Rows from a figure dataset
........

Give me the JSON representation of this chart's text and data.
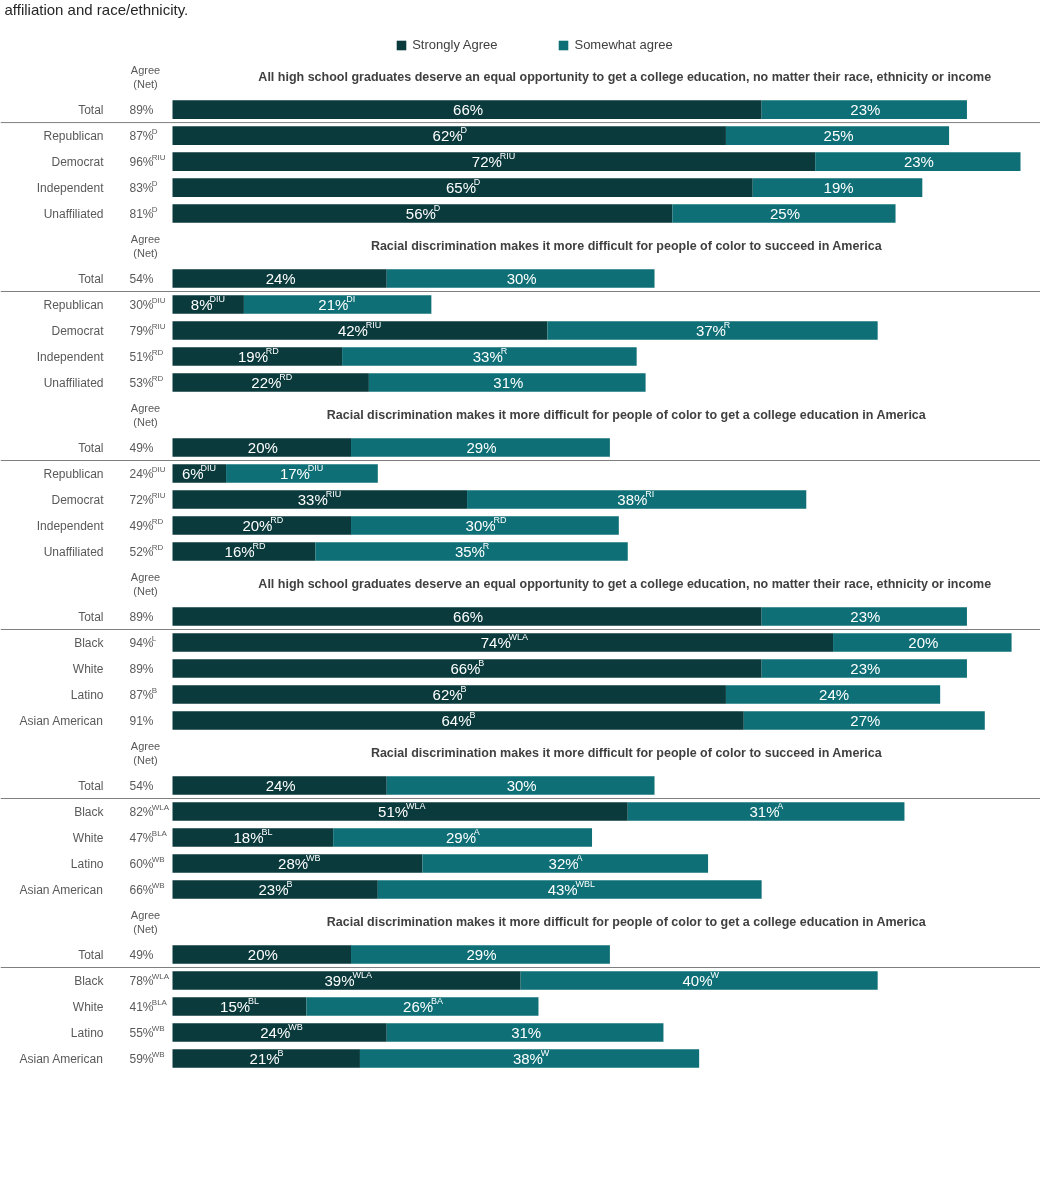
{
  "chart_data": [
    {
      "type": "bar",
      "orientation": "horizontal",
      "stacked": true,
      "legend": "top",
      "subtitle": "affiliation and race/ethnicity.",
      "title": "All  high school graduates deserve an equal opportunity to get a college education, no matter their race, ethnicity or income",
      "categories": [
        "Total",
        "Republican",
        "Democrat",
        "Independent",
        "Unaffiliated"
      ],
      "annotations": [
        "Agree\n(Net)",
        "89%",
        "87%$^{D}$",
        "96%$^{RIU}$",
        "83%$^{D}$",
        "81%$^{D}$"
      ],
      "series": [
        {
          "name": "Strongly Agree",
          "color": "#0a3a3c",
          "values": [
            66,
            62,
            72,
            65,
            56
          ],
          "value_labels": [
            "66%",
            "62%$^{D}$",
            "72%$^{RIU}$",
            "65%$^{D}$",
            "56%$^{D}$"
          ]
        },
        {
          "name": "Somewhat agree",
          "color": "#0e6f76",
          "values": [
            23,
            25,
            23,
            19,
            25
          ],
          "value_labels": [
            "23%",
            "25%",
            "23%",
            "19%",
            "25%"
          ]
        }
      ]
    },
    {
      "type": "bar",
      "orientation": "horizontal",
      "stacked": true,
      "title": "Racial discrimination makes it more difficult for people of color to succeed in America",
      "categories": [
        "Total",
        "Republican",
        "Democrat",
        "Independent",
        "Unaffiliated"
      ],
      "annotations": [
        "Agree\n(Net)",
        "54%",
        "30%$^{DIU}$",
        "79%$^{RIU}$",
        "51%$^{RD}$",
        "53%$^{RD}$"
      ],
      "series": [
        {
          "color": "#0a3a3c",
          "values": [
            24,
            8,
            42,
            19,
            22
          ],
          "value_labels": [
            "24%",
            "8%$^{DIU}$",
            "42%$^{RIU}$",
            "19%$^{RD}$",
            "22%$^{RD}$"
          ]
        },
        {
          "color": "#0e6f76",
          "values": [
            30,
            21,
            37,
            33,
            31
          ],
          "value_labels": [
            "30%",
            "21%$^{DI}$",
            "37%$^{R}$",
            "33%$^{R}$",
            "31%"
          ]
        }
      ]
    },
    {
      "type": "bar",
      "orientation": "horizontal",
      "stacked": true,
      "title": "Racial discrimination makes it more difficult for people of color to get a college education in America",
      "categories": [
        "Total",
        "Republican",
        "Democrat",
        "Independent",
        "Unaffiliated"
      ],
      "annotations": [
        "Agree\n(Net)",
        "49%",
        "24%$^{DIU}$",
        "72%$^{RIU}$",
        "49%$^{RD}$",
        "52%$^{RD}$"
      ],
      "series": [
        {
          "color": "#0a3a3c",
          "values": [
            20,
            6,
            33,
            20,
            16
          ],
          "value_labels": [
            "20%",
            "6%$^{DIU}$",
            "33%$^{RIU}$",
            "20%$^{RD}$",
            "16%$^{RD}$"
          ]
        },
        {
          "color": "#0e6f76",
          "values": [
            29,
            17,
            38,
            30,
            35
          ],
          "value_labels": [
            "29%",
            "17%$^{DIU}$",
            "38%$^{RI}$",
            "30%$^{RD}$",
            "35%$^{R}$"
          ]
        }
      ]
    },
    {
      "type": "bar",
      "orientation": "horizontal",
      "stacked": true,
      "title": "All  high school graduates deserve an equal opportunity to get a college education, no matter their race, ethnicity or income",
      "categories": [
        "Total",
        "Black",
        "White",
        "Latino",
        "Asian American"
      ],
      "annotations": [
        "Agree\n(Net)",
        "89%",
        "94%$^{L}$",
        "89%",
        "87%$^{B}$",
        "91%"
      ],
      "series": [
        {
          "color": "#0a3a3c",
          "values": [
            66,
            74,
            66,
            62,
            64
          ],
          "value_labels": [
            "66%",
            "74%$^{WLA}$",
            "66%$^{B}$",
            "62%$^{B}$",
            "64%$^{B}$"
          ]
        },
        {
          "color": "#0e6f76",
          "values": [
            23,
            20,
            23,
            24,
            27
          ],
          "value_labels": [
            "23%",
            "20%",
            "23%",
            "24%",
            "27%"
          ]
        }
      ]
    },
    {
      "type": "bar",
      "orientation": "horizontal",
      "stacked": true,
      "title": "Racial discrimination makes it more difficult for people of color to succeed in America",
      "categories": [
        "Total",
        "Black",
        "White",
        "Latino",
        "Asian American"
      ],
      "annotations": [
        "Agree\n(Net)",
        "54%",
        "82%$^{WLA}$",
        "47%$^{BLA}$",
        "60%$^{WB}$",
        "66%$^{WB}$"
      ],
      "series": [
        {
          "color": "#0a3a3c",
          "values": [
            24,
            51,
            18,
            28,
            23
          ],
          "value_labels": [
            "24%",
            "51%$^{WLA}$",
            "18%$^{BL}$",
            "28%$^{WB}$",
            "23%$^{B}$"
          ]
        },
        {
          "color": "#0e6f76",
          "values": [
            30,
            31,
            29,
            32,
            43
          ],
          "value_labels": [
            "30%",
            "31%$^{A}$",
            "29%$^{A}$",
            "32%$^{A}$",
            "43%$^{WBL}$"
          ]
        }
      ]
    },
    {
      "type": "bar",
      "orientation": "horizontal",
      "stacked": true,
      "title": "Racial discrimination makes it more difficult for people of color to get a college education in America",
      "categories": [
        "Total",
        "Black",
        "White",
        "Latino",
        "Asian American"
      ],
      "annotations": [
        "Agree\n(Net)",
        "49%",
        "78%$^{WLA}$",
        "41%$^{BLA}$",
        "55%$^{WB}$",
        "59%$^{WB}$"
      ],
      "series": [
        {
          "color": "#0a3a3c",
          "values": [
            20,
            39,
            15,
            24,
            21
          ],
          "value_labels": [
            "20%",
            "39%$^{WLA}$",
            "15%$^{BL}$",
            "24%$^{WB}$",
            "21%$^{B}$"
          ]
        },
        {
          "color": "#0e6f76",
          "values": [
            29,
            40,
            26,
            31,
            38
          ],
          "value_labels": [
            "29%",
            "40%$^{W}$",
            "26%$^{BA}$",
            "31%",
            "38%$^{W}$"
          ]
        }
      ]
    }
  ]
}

........

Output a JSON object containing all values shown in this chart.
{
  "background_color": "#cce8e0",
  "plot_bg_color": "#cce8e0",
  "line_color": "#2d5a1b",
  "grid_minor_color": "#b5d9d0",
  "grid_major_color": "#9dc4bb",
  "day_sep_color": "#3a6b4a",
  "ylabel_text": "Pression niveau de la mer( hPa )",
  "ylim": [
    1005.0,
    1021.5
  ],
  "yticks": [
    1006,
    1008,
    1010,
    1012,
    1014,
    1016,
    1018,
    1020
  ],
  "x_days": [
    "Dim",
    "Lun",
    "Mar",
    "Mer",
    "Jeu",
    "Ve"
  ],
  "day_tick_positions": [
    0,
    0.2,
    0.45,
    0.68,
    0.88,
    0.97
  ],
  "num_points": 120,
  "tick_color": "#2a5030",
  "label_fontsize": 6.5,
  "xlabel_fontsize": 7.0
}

........

- **Exercise description**
Using the material above, gather every line that includes "name".

- **Task answer**
          "name": "Strongly Agree",
          "name": "Somewhat agree",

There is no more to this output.